Written request: Tally the lines in these records that hold the string "type", and reply with the number alone.

Dataset entries:
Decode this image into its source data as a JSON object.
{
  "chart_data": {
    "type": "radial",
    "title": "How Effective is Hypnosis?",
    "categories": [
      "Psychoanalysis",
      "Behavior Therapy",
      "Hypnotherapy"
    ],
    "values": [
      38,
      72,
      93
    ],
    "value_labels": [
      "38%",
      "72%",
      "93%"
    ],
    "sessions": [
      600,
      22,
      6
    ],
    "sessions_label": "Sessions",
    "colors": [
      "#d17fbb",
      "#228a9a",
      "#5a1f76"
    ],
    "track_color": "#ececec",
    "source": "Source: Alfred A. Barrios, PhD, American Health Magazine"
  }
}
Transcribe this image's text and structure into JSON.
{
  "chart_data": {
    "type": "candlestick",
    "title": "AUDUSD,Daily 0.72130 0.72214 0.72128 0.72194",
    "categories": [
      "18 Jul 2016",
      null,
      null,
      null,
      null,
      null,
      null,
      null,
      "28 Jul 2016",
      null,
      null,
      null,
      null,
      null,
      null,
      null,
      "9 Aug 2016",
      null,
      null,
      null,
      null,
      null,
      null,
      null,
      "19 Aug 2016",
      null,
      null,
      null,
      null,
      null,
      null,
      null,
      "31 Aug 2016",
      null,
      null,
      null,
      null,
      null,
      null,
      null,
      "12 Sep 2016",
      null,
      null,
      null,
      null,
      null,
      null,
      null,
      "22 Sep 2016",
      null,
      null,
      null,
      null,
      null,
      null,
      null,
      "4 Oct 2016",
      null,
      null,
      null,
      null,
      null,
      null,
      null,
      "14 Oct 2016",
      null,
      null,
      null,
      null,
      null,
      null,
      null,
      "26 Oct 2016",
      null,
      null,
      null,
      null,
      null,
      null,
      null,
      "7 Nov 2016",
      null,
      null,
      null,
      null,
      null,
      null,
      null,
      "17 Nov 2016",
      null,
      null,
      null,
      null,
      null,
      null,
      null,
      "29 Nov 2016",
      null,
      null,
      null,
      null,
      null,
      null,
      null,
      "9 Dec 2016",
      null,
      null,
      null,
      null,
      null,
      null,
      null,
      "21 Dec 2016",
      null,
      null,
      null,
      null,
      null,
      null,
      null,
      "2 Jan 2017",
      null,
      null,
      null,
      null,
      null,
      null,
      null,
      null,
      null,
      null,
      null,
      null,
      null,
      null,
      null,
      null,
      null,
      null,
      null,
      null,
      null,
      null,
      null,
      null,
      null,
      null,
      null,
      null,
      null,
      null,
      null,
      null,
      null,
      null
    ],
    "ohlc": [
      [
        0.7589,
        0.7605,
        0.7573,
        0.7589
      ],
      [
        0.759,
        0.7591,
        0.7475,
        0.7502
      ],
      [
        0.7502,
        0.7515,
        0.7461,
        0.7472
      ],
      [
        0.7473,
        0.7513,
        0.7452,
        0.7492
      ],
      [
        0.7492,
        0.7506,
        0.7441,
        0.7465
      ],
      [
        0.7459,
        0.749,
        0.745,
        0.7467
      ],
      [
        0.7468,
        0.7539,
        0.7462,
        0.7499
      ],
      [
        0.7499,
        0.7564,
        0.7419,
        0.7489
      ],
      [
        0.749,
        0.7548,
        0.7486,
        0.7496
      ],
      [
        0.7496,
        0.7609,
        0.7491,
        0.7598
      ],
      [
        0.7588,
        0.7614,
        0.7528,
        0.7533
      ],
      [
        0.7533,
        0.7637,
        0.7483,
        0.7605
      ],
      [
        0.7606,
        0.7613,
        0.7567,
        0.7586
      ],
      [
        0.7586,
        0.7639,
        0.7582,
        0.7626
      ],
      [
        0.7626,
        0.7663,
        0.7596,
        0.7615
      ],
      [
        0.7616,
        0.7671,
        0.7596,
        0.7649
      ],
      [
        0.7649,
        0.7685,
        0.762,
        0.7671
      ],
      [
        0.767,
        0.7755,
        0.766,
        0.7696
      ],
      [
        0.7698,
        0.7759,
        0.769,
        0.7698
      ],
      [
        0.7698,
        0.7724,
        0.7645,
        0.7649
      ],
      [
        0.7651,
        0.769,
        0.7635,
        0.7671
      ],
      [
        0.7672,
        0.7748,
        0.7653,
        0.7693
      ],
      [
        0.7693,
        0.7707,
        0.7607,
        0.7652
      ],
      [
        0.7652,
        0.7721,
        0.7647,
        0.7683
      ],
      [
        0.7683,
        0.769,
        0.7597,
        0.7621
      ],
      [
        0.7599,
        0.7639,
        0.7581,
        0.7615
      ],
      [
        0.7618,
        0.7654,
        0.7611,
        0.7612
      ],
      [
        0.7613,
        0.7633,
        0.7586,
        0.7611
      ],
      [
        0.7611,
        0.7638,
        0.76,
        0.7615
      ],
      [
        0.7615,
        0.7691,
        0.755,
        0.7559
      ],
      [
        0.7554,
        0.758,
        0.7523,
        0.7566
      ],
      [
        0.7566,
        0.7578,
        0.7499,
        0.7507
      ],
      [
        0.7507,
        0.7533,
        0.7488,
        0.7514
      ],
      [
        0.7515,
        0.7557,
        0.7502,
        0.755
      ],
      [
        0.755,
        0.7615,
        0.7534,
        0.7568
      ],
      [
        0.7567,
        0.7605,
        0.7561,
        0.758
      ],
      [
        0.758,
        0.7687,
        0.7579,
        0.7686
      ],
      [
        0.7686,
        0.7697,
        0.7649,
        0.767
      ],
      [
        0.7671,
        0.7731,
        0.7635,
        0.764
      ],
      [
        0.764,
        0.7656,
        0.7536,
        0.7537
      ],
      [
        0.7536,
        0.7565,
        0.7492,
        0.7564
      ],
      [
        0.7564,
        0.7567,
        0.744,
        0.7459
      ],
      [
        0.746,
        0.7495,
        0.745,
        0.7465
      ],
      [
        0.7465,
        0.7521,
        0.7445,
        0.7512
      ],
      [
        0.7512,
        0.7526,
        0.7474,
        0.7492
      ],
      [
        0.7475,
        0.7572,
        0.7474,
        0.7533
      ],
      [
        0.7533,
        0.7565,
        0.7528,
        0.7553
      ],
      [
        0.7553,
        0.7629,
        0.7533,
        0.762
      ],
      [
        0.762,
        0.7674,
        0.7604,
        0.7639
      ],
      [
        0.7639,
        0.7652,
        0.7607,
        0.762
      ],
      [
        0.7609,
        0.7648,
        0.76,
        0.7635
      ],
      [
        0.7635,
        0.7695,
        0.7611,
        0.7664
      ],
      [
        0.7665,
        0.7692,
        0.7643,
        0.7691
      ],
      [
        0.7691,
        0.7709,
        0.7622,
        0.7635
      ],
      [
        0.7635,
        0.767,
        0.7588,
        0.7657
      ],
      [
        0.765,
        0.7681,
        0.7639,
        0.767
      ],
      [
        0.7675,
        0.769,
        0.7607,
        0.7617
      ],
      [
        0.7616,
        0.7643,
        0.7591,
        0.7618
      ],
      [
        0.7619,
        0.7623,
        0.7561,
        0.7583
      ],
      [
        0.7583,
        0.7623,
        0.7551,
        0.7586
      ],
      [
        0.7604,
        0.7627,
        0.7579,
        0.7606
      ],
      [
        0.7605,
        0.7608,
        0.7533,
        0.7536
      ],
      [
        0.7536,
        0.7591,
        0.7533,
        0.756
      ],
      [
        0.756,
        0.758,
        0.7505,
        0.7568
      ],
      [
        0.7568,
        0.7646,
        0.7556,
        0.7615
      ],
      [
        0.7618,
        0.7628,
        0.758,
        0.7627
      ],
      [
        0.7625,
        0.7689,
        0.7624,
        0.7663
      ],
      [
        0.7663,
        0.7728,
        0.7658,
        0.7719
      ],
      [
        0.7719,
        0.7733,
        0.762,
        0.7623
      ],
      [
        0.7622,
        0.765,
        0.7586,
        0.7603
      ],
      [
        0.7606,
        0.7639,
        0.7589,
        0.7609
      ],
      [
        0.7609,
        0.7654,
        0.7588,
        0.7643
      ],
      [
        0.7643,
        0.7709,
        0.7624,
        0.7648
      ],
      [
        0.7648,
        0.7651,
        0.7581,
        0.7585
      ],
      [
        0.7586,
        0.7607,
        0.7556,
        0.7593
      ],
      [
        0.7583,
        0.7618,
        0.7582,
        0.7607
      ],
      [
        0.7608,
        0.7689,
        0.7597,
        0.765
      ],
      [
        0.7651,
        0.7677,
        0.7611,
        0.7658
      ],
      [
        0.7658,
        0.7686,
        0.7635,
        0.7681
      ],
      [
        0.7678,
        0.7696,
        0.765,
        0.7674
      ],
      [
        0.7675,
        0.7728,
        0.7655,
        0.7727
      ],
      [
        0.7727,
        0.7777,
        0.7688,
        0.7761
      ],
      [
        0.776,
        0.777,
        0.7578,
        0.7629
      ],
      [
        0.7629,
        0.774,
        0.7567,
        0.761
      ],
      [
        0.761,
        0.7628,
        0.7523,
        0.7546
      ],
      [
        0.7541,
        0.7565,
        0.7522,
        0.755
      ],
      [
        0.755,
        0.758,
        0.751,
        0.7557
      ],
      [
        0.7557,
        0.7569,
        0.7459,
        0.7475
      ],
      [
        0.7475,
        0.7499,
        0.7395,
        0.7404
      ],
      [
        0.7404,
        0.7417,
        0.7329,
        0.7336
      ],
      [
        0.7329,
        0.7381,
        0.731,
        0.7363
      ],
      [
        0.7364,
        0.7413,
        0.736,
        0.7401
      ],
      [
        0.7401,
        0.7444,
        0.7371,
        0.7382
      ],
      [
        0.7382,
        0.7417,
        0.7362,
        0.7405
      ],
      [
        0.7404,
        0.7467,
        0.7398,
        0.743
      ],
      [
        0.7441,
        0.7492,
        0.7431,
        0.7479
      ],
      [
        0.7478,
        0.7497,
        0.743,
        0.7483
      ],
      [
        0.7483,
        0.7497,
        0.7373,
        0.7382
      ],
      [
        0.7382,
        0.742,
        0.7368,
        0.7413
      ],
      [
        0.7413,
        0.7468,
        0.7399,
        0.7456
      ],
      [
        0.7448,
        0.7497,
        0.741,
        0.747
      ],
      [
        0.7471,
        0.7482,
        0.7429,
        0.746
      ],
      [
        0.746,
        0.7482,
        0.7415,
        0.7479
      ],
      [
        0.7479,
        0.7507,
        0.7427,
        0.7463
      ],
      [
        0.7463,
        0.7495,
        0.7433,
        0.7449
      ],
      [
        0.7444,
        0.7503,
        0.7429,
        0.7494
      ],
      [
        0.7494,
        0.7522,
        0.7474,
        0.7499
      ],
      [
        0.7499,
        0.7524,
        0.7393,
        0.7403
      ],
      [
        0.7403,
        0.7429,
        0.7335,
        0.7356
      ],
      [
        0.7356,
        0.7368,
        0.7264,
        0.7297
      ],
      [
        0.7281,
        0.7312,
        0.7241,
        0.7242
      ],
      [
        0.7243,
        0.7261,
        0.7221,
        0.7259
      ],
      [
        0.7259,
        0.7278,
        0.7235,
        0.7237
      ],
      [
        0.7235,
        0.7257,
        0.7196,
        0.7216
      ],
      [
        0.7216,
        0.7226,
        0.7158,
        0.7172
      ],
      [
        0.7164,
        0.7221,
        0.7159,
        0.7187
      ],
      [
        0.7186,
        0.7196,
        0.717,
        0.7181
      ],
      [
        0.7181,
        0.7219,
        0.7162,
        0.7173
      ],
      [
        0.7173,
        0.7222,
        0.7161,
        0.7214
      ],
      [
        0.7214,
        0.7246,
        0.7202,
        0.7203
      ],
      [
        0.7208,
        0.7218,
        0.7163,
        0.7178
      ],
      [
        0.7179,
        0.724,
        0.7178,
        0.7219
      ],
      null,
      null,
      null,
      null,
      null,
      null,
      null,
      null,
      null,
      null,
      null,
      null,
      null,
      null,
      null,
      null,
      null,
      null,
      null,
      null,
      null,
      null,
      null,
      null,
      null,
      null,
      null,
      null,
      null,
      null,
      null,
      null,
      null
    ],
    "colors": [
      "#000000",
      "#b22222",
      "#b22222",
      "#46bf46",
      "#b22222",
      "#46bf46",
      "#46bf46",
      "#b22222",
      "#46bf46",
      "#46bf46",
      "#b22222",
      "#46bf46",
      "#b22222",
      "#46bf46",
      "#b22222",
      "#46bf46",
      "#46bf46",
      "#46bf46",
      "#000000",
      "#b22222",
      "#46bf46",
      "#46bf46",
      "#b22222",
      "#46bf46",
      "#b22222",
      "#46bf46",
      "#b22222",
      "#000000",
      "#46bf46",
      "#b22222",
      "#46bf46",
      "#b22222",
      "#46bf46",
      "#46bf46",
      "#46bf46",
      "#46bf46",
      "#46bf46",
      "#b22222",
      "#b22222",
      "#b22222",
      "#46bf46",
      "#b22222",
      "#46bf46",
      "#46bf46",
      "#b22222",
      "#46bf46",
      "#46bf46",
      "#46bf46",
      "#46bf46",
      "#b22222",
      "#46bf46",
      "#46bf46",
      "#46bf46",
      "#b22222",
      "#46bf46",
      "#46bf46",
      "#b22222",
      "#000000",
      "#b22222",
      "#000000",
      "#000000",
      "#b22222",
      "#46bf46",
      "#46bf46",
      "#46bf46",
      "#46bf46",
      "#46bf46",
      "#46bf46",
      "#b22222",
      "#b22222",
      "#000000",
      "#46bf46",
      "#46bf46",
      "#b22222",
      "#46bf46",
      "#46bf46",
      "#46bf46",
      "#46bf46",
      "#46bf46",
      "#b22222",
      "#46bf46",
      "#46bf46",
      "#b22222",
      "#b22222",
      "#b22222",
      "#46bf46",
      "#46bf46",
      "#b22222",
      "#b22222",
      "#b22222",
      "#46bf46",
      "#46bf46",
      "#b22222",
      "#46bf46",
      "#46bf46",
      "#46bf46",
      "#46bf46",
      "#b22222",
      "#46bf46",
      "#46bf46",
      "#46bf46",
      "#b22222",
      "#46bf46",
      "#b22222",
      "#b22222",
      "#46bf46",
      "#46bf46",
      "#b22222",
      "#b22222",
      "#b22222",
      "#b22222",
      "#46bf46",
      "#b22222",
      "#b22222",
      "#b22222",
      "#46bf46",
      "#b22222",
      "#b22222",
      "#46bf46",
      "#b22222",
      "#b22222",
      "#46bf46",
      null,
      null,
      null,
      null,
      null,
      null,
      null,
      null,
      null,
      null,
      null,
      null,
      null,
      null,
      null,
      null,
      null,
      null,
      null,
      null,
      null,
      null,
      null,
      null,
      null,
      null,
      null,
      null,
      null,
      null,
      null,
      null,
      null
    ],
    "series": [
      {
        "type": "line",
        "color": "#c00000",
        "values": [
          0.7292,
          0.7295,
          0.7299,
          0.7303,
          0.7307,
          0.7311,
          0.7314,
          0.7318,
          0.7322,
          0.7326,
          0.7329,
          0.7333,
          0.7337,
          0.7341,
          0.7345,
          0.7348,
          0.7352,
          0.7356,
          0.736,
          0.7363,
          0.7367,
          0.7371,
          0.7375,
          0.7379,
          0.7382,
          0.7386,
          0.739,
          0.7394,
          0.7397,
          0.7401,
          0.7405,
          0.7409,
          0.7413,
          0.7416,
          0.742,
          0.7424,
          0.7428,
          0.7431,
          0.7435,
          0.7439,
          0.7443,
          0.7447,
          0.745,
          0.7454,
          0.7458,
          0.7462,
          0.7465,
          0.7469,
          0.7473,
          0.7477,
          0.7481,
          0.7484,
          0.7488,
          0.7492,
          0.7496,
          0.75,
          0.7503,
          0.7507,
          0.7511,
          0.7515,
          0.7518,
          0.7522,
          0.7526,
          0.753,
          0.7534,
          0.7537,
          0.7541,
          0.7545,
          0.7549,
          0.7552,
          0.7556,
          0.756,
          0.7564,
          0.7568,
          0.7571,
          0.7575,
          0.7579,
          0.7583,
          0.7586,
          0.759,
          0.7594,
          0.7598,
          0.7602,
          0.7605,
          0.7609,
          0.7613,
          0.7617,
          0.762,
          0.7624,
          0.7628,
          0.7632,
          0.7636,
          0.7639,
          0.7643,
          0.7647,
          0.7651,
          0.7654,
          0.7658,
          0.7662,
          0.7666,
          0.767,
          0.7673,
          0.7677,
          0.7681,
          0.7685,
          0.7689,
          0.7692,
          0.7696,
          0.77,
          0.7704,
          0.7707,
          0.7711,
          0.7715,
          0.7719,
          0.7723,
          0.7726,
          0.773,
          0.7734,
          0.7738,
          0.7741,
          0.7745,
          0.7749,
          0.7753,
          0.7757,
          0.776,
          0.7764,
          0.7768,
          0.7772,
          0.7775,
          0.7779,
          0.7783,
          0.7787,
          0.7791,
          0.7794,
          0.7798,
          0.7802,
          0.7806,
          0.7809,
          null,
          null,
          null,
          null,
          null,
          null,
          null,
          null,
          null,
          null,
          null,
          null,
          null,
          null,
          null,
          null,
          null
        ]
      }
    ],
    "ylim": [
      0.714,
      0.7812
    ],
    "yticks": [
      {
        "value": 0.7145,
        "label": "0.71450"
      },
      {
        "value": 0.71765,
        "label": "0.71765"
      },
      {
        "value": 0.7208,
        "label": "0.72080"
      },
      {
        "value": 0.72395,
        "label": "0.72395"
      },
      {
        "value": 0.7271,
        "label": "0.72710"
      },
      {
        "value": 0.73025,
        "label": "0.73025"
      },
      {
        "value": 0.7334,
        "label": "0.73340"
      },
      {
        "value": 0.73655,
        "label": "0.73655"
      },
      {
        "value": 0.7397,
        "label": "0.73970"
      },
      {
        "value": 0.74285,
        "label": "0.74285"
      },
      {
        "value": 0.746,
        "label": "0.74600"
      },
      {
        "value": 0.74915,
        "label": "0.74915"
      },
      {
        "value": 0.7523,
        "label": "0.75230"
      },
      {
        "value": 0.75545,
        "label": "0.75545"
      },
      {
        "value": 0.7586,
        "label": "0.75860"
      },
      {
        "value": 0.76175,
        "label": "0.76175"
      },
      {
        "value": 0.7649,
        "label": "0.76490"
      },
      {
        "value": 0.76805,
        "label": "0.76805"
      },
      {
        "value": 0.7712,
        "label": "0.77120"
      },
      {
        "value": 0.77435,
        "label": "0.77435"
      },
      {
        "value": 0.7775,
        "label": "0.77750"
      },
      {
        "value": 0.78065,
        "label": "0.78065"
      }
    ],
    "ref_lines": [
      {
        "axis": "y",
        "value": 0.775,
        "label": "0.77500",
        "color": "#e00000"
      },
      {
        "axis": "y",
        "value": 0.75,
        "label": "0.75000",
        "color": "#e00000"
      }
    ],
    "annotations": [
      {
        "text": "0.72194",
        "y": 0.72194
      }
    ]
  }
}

Written solution: 3